Data supplied —
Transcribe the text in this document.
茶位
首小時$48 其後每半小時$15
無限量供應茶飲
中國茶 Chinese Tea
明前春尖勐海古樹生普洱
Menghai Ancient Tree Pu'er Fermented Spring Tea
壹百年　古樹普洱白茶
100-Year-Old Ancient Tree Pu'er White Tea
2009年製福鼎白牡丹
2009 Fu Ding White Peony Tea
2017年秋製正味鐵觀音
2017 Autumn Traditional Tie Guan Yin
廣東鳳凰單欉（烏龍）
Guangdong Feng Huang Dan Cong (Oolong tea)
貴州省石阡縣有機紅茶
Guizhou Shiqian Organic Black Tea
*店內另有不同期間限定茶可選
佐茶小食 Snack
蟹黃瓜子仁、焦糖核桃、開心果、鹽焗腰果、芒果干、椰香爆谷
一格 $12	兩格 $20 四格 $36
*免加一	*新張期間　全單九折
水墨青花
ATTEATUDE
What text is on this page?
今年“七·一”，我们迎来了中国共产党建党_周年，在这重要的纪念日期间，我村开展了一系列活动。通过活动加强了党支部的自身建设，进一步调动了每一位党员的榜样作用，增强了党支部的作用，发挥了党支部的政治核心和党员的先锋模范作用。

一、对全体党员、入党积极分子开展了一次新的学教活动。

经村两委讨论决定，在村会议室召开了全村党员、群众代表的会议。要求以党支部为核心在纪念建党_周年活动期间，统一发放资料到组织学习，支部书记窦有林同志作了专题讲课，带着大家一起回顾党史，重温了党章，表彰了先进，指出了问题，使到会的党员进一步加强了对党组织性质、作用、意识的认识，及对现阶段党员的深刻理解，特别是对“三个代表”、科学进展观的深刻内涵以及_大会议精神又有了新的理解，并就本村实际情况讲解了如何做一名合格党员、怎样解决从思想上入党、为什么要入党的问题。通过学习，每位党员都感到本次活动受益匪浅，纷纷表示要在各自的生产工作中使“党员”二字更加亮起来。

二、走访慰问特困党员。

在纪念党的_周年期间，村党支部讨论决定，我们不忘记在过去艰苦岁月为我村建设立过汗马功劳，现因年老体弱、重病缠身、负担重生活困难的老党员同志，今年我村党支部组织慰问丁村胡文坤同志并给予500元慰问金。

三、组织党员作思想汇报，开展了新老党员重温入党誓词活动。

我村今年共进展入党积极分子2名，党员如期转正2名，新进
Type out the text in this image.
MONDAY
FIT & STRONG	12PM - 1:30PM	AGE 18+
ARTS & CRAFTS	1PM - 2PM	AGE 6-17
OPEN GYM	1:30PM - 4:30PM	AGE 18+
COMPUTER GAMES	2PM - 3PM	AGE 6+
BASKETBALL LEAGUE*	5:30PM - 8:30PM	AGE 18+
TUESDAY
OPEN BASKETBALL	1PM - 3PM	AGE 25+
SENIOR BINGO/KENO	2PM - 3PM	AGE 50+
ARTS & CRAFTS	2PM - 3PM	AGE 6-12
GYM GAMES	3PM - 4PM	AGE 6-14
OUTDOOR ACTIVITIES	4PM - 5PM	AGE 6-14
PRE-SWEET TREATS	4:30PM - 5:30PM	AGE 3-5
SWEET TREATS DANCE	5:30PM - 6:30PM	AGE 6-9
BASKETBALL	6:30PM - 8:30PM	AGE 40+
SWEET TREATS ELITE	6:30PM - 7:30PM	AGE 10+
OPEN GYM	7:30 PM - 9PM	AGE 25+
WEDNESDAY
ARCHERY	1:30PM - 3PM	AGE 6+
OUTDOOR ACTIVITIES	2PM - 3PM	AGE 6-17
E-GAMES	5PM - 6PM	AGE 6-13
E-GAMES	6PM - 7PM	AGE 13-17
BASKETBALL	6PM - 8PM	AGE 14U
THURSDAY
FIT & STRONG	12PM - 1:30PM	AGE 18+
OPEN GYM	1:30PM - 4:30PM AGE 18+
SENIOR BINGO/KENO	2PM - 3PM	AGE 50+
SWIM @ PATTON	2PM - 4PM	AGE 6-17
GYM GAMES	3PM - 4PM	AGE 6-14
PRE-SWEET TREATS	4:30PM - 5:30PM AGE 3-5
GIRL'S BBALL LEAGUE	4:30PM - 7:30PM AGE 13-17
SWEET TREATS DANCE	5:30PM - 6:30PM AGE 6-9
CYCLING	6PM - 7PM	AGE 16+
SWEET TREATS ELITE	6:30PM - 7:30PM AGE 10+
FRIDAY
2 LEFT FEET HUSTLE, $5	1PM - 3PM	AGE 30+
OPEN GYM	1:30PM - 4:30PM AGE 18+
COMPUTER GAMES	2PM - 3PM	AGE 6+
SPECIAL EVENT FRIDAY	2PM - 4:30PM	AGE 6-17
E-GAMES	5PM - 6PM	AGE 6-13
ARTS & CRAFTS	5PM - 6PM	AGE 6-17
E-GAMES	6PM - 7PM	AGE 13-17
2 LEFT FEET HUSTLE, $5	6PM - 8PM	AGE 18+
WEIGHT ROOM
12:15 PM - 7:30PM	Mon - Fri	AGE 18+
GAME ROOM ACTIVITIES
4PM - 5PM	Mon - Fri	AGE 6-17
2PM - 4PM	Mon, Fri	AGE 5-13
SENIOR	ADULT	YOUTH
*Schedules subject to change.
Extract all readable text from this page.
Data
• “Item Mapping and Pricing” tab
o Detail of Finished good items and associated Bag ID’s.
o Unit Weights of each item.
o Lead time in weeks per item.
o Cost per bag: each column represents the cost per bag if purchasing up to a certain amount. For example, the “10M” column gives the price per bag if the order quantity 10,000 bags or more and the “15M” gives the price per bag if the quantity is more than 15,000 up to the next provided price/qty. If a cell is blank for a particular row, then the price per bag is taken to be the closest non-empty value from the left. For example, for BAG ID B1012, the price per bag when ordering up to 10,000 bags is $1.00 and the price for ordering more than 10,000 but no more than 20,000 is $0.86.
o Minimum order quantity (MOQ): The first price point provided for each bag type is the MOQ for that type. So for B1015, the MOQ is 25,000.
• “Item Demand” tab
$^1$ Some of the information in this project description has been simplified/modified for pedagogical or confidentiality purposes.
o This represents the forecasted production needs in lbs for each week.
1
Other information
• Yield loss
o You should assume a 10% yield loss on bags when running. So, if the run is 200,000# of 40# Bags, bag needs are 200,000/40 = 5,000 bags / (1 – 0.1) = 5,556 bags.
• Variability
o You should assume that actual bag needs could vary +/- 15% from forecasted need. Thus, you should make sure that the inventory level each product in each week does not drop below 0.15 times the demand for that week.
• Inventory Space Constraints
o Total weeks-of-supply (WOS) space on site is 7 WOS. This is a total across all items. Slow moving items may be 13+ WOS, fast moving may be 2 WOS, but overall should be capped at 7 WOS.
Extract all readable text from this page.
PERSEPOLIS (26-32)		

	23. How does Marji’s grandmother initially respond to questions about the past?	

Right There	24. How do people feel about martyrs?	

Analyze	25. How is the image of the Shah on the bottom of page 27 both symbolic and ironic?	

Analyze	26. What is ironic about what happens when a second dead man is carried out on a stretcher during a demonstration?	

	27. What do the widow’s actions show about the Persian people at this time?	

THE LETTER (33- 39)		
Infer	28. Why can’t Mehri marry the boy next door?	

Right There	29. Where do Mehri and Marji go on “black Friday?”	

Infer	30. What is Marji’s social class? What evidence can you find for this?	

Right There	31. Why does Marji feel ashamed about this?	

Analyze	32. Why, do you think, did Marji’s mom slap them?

Exercise goal — Retype every record above exactly as written.

The completed task —
Transcribe the text in this document.
茶位
首小時$48 其後每半小時$15
無限量供應茶飲
中國茶 Chinese Tea
明前春尖勐海古樹生普洱
Menghai Ancient Tree Pu'er Fermented Spring Tea
壹百年　古樹普洱白茶
100-Year-Old Ancient Tree Pu'er White Tea
2009年製福鼎白牡丹
2009 Fu Ding White Peony Tea
2017年秋製正味鐵觀音
2017 Autumn Traditional Tie Guan Yin
廣東鳳凰單欉（烏龍）
Guangdong Feng Huang Dan Cong (Oolong tea)
貴州省石阡縣有機紅茶
Guizhou Shiqian Organic Black Tea
*店內另有不同期間限定茶可選
佐茶小食 Snack
蟹黃瓜子仁、焦糖核桃、開心果、鹽焗腰果、芒果干、椰香爆谷
一格 $12	兩格 $20 四格 $36
*免加一	*新張期間　全單九折
水墨青花
ATTEATUDE
What text is on this page?
今年“七·一”，我们迎来了中国共产党建党_周年，在这重要的纪念日期间，我村开展了一系列活动。通过活动加强了党支部的自身建设，进一步调动了每一位党员的榜样作用，增强了党支部的作用，发挥了党支部的政治核心和党员的先锋模范作用。

一、对全体党员、入党积极分子开展了一次新的学教活动。

经村两委讨论决定，在村会议室召开了全村党员、群众代表的会议。要求以党支部为核心在纪念建党_周年活动期间，统一发放资料到组织学习，支部书记窦有林同志作了专题讲课，带着大家一起回顾党史，重温了党章，表彰了先进，指出了问题，使到会的党员进一步加强了对党组织性质、作用、意识的认识，及对现阶段党员的深刻理解，特别是对“三个代表”、科学进展观的深刻内涵以及_大会议精神又有了新的理解，并就本村实际情况讲解了如何做一名合格党员、怎样解决从思想上入党、为什么要入党的问题。通过学习，每位党员都感到本次活动受益匪浅，纷纷表示要在各自的生产工作中使“党员”二字更加亮起来。

二、走访慰问特困党员。

在纪念党的_周年期间，村党支部讨论决定，我们不忘记在过去艰苦岁月为我村建设立过汗马功劳，现因年老体弱、重病缠身、负担重生活困难的老党员同志，今年我村党支部组织慰问丁村胡文坤同志并给予500元慰问金。

三、组织党员作思想汇报，开展了新老党员重温入党誓词活动。

我村今年共进展入党积极分子2名，党员如期转正2名，新进
Type out the text in this image.
MONDAY
FIT & STRONG	12PM - 1:30PM	AGE 18+
ARTS & CRAFTS	1PM - 2PM	AGE 6-17
OPEN GYM	1:30PM - 4:30PM	AGE 18+
COMPUTER GAMES	2PM - 3PM	AGE 6+
BASKETBALL LEAGUE*	5:30PM - 8:30PM	AGE 18+
TUESDAY
OPEN BASKETBALL	1PM - 3PM	AGE 25+
SENIOR BINGO/KENO	2PM - 3PM	AGE 50+
ARTS & CRAFTS	2PM - 3PM	AGE 6-12
GYM GAMES	3PM - 4PM	AGE 6-14
OUTDOOR ACTIVITIES	4PM - 5PM	AGE 6-14
PRE-SWEET TREATS	4:30PM - 5:30PM	AGE 3-5
SWEET TREATS DANCE	5:30PM - 6:30PM	AGE 6-9
BASKETBALL	6:30PM - 8:30PM	AGE 40+
SWEET TREATS ELITE	6:30PM - 7:30PM	AGE 10+
OPEN GYM	7:30 PM - 9PM	AGE 25+
WEDNESDAY
ARCHERY	1:30PM - 3PM	AGE 6+
OUTDOOR ACTIVITIES	2PM - 3PM	AGE 6-17
E-GAMES	5PM - 6PM	AGE 6-13
E-GAMES	6PM - 7PM	AGE 13-17
BASKETBALL	6PM - 8PM	AGE 14U
THURSDAY
FIT & STRONG	12PM - 1:30PM	AGE 18+
OPEN GYM	1:30PM - 4:30PM AGE 18+
SENIOR BINGO/KENO	2PM - 3PM	AGE 50+
SWIM @ PATTON	2PM - 4PM	AGE 6-17
GYM GAMES	3PM - 4PM	AGE 6-14
PRE-SWEET TREATS	4:30PM - 5:30PM AGE 3-5
GIRL'S BBALL LEAGUE	4:30PM - 7:30PM AGE 13-17
SWEET TREATS DANCE	5:30PM - 6:30PM AGE 6-9
CYCLING	6PM - 7PM	AGE 16+
SWEET TREATS ELITE	6:30PM - 7:30PM AGE 10+
FRIDAY
2 LEFT FEET HUSTLE, $5	1PM - 3PM	AGE 30+
OPEN GYM	1:30PM - 4:30PM AGE 18+
COMPUTER GAMES	2PM - 3PM	AGE 6+
SPECIAL EVENT FRIDAY	2PM - 4:30PM	AGE 6-17
E-GAMES	5PM - 6PM	AGE 6-13
ARTS & CRAFTS	5PM - 6PM	AGE 6-17
E-GAMES	6PM - 7PM	AGE 13-17
2 LEFT FEET HUSTLE, $5	6PM - 8PM	AGE 18+
WEIGHT ROOM
12:15 PM - 7:30PM	Mon - Fri	AGE 18+
GAME ROOM ACTIVITIES
4PM - 5PM	Mon - Fri	AGE 6-17
2PM - 4PM	Mon, Fri	AGE 5-13
SENIOR	ADULT	YOUTH
*Schedules subject to change.
Extract all readable text from this page.
Data
• “Item Mapping and Pricing” tab
o Detail of Finished good items and associated Bag ID’s.
o Unit Weights of each item.
o Lead time in weeks per item.
o Cost per bag: each column represents the cost per bag if purchasing up to a certain amount. For example, the “10M” column gives the price per bag if the order quantity 10,000 bags or more and the “15M” gives the price per bag if the quantity is more than 15,000 up to the next provided price/qty. If a cell is blank for a particular row, then the price per bag is taken to be the closest non-empty value from the left. For example, for BAG ID B1012, the price per bag when ordering up to 10,000 bags is $1.00 and the price for ordering more than 10,000 but no more than 20,000 is $0.86.
o Minimum order quantity (MOQ): The first price point provided for each bag type is the MOQ for that type. So for B1015, the MOQ is 25,000.
• “Item Demand” tab
$^1$ Some of the information in this project description has been simplified/modified for pedagogical or confidentiality purposes.
o This represents the forecasted production needs in lbs for each week.
1
Other information
• Yield loss
o You should assume a 10% yield loss on bags when running. So, if the run is 200,000# of 40# Bags, bag needs are 200,000/40 = 5,000 bags / (1 – 0.1) = 5,556 bags.
• Variability
o You should assume that actual bag needs could vary +/- 15% from forecasted need. Thus, you should make sure that the inventory level each product in each week does not drop below 0.15 times the demand for that week.
• Inventory Space Constraints
o Total weeks-of-supply (WOS) space on site is 7 WOS. This is a total across all items. Slow moving items may be 13+ WOS, fast moving may be 2 WOS, but overall should be capped at 7 WOS.
Extract all readable text from this page.
PERSEPOLIS (26-32)		

	23. How does Marji’s grandmother initially respond to questions about the past?	

Right There	24. How do people feel about martyrs?	

Analyze	25. How is the image of the Shah on the bottom of page 27 both symbolic and ironic?	

Analyze	26. What is ironic about what happens when a second dead man is carried out on a stretcher during a demonstration?	

	27. What do the widow’s actions show about the Persian people at this time?	

THE LETTER (33- 39)		
Infer	28. Why can’t Mehri marry the boy next door?	

Right There	29. Where do Mehri and Marji go on “black Friday?”	

Infer	30. What is Marji’s social class? What evidence can you find for this?	

Right There	31. Why does Marji feel ashamed about this?	

Analyze	32. Why, do you think, did Marji’s mom slap them?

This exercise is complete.